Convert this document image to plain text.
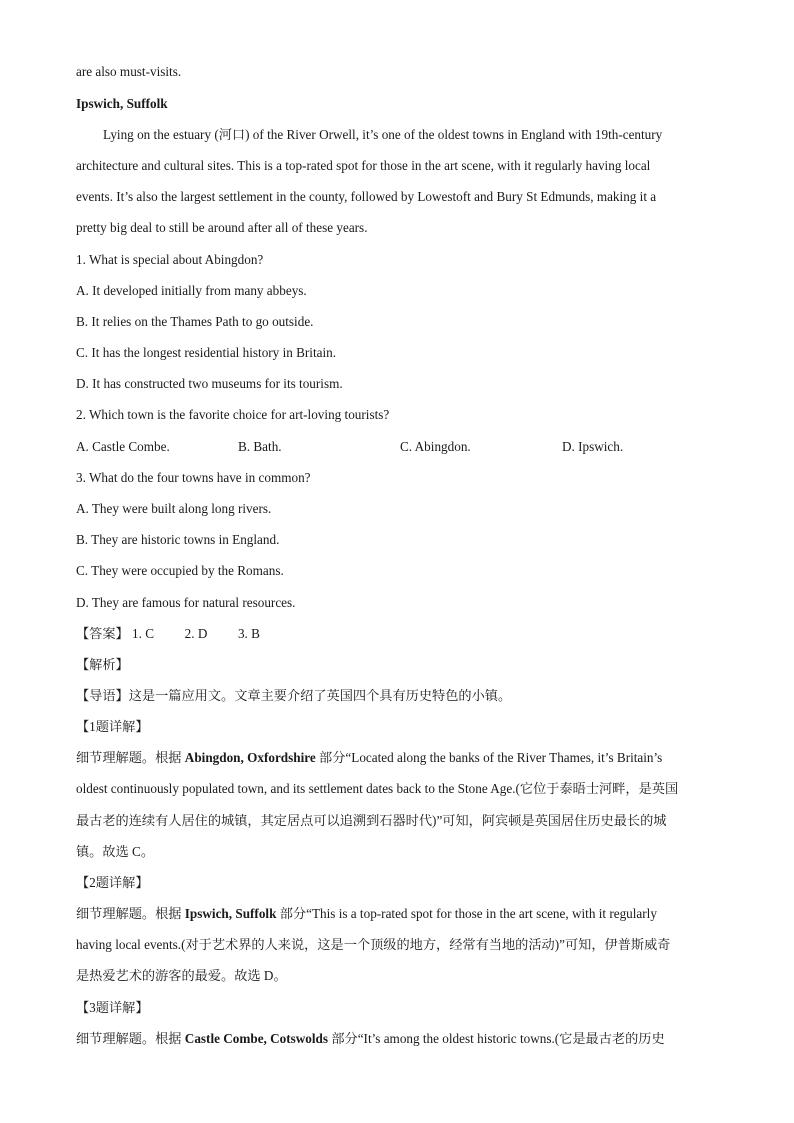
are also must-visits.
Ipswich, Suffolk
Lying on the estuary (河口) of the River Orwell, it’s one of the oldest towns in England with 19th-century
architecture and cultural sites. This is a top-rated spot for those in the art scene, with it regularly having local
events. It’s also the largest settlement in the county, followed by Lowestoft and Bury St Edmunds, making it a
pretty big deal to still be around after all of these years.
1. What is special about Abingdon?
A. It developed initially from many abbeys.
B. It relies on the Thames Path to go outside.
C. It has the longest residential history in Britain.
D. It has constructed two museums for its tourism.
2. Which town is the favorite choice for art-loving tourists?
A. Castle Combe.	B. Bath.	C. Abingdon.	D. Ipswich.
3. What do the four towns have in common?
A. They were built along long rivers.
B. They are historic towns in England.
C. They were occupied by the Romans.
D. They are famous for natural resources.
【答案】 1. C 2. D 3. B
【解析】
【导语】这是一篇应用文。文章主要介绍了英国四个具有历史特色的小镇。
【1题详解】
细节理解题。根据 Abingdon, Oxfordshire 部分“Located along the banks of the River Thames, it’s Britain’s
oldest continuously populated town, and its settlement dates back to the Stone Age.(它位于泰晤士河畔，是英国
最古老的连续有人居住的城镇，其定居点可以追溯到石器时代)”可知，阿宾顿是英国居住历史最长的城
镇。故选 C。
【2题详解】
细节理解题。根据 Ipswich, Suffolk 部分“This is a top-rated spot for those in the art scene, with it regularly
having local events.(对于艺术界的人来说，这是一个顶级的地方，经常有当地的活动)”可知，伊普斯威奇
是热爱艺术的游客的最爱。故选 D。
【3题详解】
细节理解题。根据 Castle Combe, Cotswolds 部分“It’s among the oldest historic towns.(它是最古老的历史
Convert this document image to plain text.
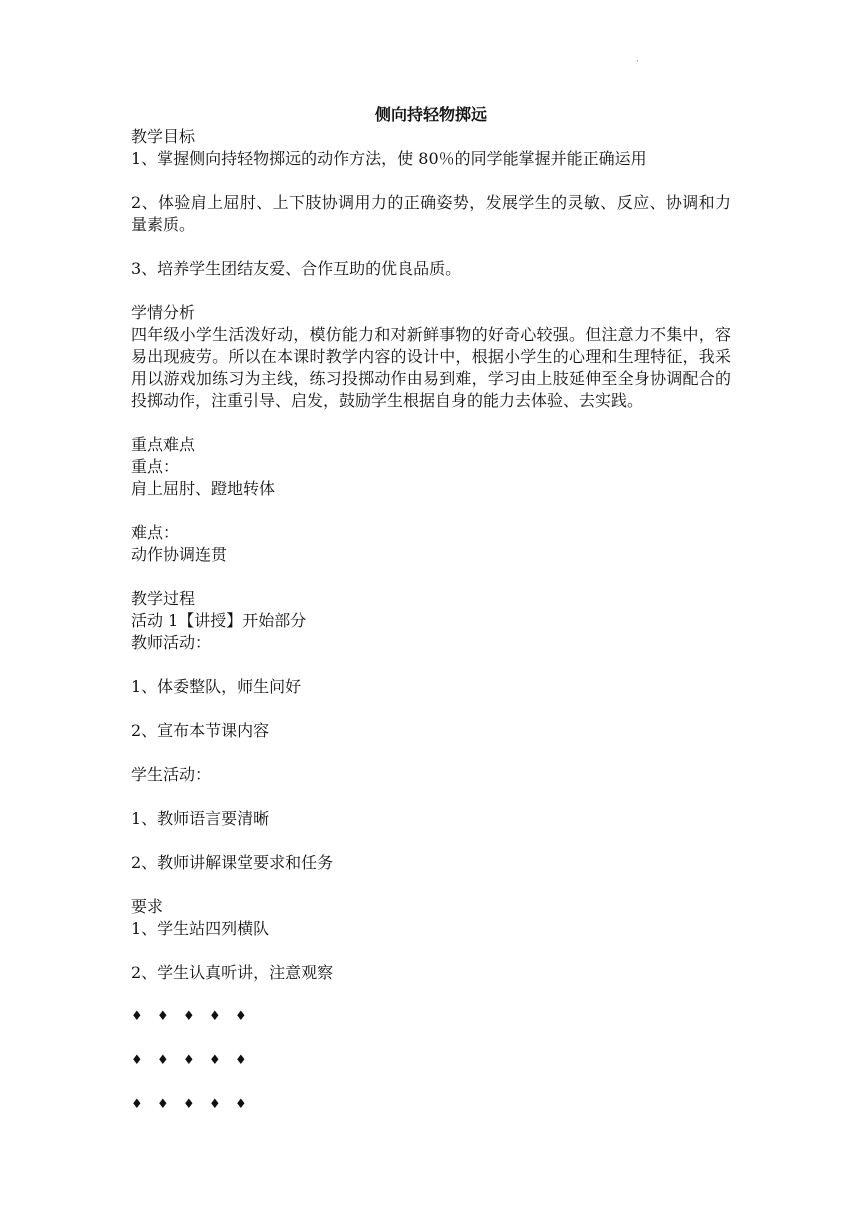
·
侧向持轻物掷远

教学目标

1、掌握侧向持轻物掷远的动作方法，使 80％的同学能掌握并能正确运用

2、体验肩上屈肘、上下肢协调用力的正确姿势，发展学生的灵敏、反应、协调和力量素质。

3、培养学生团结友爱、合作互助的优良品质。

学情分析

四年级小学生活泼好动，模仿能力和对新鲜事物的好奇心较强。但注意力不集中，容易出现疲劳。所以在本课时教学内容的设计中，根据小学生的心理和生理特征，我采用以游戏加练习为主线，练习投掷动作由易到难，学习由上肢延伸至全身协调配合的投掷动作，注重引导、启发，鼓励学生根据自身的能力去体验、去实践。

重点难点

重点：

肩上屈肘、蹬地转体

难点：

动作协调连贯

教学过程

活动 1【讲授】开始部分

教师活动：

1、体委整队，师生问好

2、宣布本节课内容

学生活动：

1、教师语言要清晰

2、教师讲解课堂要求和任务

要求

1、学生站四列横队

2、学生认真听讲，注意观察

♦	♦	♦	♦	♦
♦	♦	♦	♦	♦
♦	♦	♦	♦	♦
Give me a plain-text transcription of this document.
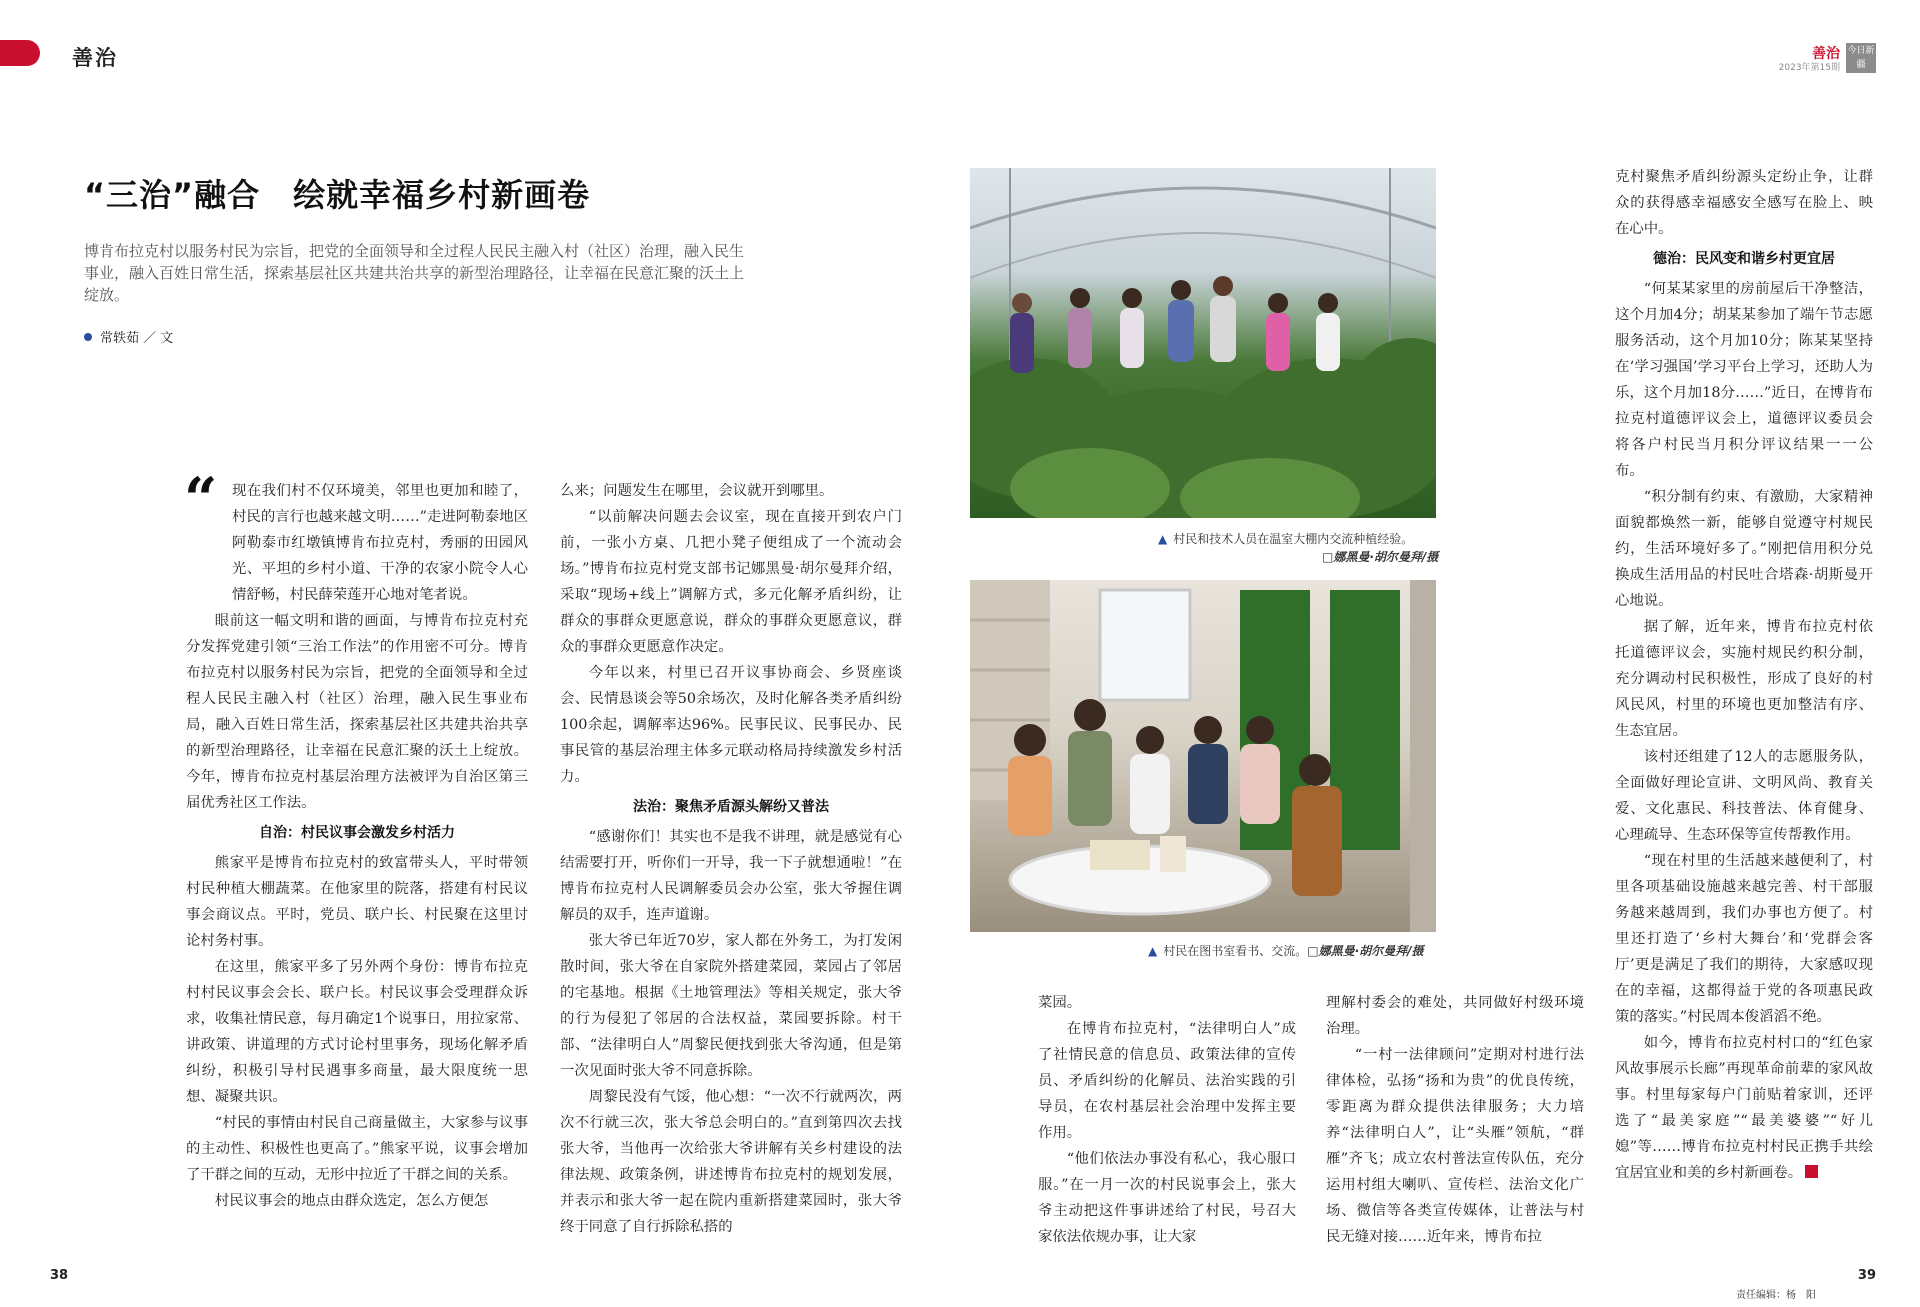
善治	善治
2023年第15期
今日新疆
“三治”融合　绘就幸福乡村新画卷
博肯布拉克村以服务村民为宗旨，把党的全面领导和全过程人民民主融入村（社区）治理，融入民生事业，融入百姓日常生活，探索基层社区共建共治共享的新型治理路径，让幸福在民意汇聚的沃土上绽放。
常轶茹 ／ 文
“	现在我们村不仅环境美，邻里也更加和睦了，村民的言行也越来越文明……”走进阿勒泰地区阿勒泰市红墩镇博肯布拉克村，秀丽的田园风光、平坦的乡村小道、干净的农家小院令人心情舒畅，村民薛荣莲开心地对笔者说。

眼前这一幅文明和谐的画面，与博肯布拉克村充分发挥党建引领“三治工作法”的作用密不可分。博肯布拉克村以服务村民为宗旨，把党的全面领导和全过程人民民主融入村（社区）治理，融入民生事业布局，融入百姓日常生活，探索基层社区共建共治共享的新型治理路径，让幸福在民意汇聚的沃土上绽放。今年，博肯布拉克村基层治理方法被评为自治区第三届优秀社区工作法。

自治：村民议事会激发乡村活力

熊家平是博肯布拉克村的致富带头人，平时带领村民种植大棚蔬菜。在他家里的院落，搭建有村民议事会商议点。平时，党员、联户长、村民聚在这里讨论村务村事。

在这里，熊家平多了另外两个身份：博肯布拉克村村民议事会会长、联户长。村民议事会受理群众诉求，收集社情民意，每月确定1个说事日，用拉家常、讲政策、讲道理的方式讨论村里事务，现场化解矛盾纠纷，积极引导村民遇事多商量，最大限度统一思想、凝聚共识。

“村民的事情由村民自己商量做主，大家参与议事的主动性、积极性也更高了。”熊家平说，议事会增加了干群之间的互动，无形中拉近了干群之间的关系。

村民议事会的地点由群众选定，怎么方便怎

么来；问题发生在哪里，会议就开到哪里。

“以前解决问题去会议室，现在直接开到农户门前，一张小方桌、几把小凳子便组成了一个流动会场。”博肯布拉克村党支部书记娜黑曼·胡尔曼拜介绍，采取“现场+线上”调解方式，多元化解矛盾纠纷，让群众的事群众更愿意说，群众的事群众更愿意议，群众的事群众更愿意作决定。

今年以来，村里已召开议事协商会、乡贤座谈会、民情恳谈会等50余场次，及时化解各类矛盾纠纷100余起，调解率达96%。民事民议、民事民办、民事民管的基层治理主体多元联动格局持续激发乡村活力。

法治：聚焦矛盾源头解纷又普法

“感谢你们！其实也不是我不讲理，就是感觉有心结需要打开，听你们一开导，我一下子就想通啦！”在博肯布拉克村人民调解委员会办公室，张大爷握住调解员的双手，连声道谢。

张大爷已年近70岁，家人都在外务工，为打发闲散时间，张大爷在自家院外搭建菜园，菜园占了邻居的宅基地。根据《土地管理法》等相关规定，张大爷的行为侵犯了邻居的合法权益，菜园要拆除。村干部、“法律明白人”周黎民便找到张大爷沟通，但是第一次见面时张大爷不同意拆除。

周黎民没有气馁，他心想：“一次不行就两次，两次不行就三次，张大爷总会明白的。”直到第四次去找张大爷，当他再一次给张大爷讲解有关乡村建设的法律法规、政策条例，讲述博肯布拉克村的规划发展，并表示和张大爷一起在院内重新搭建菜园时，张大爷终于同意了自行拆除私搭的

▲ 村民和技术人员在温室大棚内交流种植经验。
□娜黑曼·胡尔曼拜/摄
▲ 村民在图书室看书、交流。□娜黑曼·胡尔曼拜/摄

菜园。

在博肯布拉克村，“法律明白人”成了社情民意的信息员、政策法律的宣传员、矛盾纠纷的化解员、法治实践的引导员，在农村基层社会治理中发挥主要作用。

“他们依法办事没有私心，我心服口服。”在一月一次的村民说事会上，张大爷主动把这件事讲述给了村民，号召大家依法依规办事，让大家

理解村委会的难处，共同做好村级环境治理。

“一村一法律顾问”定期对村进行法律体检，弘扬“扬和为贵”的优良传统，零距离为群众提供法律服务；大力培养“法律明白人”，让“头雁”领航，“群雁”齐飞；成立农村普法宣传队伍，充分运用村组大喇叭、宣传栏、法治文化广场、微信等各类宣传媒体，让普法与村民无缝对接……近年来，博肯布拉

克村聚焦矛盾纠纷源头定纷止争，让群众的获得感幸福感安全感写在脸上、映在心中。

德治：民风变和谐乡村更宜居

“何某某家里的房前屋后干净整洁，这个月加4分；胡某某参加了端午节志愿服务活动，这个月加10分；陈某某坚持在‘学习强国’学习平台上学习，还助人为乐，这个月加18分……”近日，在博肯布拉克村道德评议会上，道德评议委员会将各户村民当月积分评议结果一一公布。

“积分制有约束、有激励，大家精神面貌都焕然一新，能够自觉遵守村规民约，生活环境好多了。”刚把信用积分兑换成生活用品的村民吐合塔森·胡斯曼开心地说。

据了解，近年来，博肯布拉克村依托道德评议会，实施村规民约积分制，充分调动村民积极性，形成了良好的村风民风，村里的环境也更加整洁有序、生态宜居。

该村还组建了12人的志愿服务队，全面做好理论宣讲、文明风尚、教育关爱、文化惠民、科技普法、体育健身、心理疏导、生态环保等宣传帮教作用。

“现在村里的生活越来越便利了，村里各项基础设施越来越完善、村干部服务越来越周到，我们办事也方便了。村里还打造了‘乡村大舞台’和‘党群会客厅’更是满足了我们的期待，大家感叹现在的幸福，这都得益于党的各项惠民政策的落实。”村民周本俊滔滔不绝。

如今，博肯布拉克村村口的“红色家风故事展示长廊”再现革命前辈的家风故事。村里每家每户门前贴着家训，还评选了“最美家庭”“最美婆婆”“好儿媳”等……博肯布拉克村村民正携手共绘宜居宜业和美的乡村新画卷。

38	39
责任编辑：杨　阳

━━━━━━

▶ DESCRIPTION OF THE TASK: Scan the records for the string "oldest". Copy each line in which it appears.

▶ TASK RESULT:
Lying on the estuary (河口) of the River Orwell, it’s one of the oldest towns in England with 19th-century
oldest continuously populated town, and its settlement dates back to the Stone Age.(它位于泰晤士河畔，是英国
细节理解题。根据 Castle Combe, Cotswolds 部分“It’s among the oldest historic towns.(它是最古老的历史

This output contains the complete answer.